▶ Your task: Write the records out again, precisely as they stand.

▶ Dataset content:

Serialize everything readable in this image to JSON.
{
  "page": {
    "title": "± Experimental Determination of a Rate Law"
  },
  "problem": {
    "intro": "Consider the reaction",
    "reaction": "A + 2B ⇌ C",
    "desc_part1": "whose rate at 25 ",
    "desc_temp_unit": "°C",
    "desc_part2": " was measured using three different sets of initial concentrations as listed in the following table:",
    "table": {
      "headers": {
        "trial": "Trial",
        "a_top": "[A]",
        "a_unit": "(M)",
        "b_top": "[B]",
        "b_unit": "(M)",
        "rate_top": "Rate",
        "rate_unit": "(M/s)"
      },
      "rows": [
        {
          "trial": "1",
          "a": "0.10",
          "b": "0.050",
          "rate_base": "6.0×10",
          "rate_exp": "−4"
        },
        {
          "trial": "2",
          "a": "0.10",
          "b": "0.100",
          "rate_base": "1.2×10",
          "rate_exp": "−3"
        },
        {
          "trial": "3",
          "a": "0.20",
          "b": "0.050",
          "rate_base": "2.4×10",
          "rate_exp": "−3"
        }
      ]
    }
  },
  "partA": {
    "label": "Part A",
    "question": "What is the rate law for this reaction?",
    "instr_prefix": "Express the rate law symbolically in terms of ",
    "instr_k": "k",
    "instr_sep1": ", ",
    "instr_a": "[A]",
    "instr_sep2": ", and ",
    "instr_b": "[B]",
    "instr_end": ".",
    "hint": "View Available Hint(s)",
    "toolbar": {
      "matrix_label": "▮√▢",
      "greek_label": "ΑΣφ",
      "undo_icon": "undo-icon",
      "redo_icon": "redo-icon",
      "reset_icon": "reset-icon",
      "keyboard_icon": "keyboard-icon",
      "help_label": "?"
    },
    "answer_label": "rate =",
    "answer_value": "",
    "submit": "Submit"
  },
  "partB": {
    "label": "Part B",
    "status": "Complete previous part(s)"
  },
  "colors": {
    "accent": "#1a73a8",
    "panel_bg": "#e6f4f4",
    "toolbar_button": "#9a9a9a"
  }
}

▶ Answer to this problem:
Serialize everything readable in this image to JSON.
{
  "page": {
    "title": "± Experimental Determination of a Rate Law"
  },
  "problem": {
    "intro": "Consider the reaction",
    "reaction": "A + 2B ⇌ C",
    "desc_part1": "whose rate at 25 ",
    "desc_temp_unit": "°C",
    "desc_part2": " was measured using three different sets of initial concentrations as listed in the following table:",
    "table": {
      "headers": {
        "trial": "Trial",
        "a_top": "[A]",
        "a_unit": "(M)",
        "b_top": "[B]",
        "b_unit": "(M)",
        "rate_top": "Rate",
        "rate_unit": "(M/s)"
      },
      "rows": [
        {
          "trial": "1",
          "a": "0.10",
          "b": "0.050",
          "rate_base": "6.0×10",
          "rate_exp": "−4"
        },
        {
          "trial": "2",
          "a": "0.10",
          "b": "0.100",
          "rate_base": "1.2×10",
          "rate_exp": "−3"
        },
        {
          "trial": "3",
          "a": "0.20",
          "b": "0.050",
          "rate_base": "2.4×10",
          "rate_exp": "−3"
        }
      ]
    }
  },
  "partA": {
    "label": "Part A",
    "question": "What is the rate law for this reaction?",
    "instr_prefix": "Express the rate law symbolically in terms of ",
    "instr_k": "k",
    "instr_sep1": ", ",
    "instr_a": "[A]",
    "instr_sep2": ", and ",
    "instr_b": "[B]",
    "instr_end": ".",
    "hint": "View Available Hint(s)",
    "toolbar": {
      "matrix_label": "▮√▢",
      "greek_label": "ΑΣφ",
      "undo_icon": "undo-icon",
      "redo_icon": "redo-icon",
      "reset_icon": "reset-icon",
      "keyboard_icon": "keyboard-icon",
      "help_label": "?"
    },
    "answer_label": "rate =",
    "answer_value": "",
    "submit": "Submit"
  },
  "partB": {
    "label": "Part B",
    "status": "Complete previous part(s)"
  },
  "colors": {
    "accent": "#1a73a8",
    "panel_bg": "#e6f4f4",
    "toolbar_button": "#9a9a9a"
  }
}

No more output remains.